WHAT YOU SHOULD DO
Repeat all entries exactly.

[Collected data]
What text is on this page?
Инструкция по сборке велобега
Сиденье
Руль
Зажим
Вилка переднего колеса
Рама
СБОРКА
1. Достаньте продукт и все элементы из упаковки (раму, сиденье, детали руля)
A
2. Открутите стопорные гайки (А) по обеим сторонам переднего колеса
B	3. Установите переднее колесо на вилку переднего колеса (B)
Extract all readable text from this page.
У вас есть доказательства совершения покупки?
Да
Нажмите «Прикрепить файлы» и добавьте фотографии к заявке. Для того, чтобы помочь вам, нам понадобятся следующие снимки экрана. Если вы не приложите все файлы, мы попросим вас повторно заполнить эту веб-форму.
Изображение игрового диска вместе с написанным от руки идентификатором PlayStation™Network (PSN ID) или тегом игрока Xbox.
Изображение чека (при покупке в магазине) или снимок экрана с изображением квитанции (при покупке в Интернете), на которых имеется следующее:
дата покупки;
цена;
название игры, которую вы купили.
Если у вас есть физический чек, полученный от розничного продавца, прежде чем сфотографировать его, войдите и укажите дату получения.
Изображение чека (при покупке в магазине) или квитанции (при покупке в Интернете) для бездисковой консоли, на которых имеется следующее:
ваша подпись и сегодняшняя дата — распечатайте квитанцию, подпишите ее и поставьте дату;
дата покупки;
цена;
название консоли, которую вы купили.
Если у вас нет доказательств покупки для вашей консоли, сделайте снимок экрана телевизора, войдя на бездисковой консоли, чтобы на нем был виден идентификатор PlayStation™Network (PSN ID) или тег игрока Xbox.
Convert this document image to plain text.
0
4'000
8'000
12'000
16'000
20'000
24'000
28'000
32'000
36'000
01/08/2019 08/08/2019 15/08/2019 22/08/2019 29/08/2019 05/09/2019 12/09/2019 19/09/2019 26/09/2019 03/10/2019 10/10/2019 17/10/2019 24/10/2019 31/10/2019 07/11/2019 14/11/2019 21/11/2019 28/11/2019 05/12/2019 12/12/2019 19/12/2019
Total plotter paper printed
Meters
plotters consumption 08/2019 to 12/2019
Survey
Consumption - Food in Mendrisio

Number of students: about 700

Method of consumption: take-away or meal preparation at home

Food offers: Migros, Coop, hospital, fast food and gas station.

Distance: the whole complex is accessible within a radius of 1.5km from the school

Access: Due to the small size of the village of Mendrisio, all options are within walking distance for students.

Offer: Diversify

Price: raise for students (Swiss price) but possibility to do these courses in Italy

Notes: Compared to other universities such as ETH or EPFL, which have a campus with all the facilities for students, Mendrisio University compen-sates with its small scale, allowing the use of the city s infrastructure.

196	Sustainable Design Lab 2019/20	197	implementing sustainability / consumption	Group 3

OUTPUT BELOW
What text is on this page?
Инструкция по сборке велобега
Сиденье
Руль
Зажим
Вилка переднего колеса
Рама
СБОРКА
1. Достаньте продукт и все элементы из упаковки (раму, сиденье, детали руля)
A
2. Открутите стопорные гайки (А) по обеим сторонам переднего колеса
B	3. Установите переднее колесо на вилку переднего колеса (B)
Extract all readable text from this page.
У вас есть доказательства совершения покупки?
Да
Нажмите «Прикрепить файлы» и добавьте фотографии к заявке. Для того, чтобы помочь вам, нам понадобятся следующие снимки экрана. Если вы не приложите все файлы, мы попросим вас повторно заполнить эту веб-форму.
Изображение игрового диска вместе с написанным от руки идентификатором PlayStation™Network (PSN ID) или тегом игрока Xbox.
Изображение чека (при покупке в магазине) или снимок экрана с изображением квитанции (при покупке в Интернете), на которых имеется следующее:
дата покупки;
цена;
название игры, которую вы купили.
Если у вас есть физический чек, полученный от розничного продавца, прежде чем сфотографировать его, войдите и укажите дату получения.
Изображение чека (при покупке в магазине) или квитанции (при покупке в Интернете) для бездисковой консоли, на которых имеется следующее:
ваша подпись и сегодняшняя дата — распечатайте квитанцию, подпишите ее и поставьте дату;
дата покупки;
цена;
название консоли, которую вы купили.
Если у вас нет доказательств покупки для вашей консоли, сделайте снимок экрана телевизора, войдя на бездисковой консоли, чтобы на нем был виден идентификатор PlayStation™Network (PSN ID) или тег игрока Xbox.
Convert this document image to plain text.
0
4'000
8'000
12'000
16'000
20'000
24'000
28'000
32'000
36'000
01/08/2019 08/08/2019 15/08/2019 22/08/2019 29/08/2019 05/09/2019 12/09/2019 19/09/2019 26/09/2019 03/10/2019 10/10/2019 17/10/2019 24/10/2019 31/10/2019 07/11/2019 14/11/2019 21/11/2019 28/11/2019 05/12/2019 12/12/2019 19/12/2019
Total plotter paper printed
Meters
plotters consumption 08/2019 to 12/2019
Survey
Consumption - Food in Mendrisio

Number of students: about 700

Method of consumption: take-away or meal preparation at home

Food offers: Migros, Coop, hospital, fast food and gas station.

Distance: the whole complex is accessible within a radius of 1.5km from the school

Access: Due to the small size of the village of Mendrisio, all options are within walking distance for students.

Offer: Diversify

Price: raise for students (Swiss price) but possibility to do these courses in Italy

Notes: Compared to other universities such as ETH or EPFL, which have a campus with all the facilities for students, Mendrisio University compen-sates with its small scale, allowing the use of the city s infrastructure.

196	Sustainable Design Lab 2019/20	197	implementing sustainability / consumption	Group 3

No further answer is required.